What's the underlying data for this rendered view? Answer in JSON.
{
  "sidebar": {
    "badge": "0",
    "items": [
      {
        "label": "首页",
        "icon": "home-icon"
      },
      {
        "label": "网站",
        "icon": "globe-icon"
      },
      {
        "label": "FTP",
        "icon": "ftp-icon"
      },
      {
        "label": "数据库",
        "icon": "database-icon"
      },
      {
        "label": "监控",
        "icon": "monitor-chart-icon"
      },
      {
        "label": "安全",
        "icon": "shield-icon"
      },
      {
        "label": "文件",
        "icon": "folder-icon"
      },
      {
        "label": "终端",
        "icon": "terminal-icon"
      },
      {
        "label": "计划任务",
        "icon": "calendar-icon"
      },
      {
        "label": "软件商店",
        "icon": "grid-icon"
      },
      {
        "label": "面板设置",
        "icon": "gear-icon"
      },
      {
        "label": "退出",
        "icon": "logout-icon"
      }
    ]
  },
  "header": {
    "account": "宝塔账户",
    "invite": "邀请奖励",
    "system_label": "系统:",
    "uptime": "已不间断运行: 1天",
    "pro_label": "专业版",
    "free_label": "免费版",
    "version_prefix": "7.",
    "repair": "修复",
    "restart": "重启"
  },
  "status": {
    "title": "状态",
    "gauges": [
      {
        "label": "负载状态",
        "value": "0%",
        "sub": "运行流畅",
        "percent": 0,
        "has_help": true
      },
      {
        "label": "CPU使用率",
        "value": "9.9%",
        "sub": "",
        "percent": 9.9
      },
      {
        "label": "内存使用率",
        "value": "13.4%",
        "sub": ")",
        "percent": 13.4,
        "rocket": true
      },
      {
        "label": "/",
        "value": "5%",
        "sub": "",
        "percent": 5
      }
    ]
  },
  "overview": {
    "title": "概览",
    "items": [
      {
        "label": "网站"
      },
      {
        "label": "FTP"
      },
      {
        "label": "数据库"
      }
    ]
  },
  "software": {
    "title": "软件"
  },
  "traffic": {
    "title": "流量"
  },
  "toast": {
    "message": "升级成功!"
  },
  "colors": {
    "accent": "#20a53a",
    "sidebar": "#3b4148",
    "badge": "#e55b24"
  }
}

▸ **Exercise instructions**: Copy every line of the listing that contains the word "icon".

▸ **Correct output**:
        "icon": "home-icon"
        "icon": "globe-icon"
        "icon": "ftp-icon"
        "icon": "database-icon"
        "icon": "monitor-chart-icon"
        "icon": "shield-icon"
        "icon": "folder-icon"
        "icon": "terminal-icon"
        "icon": "calendar-icon"
        "icon": "grid-icon"
        "icon": "gear-icon"
        "icon": "logout-icon"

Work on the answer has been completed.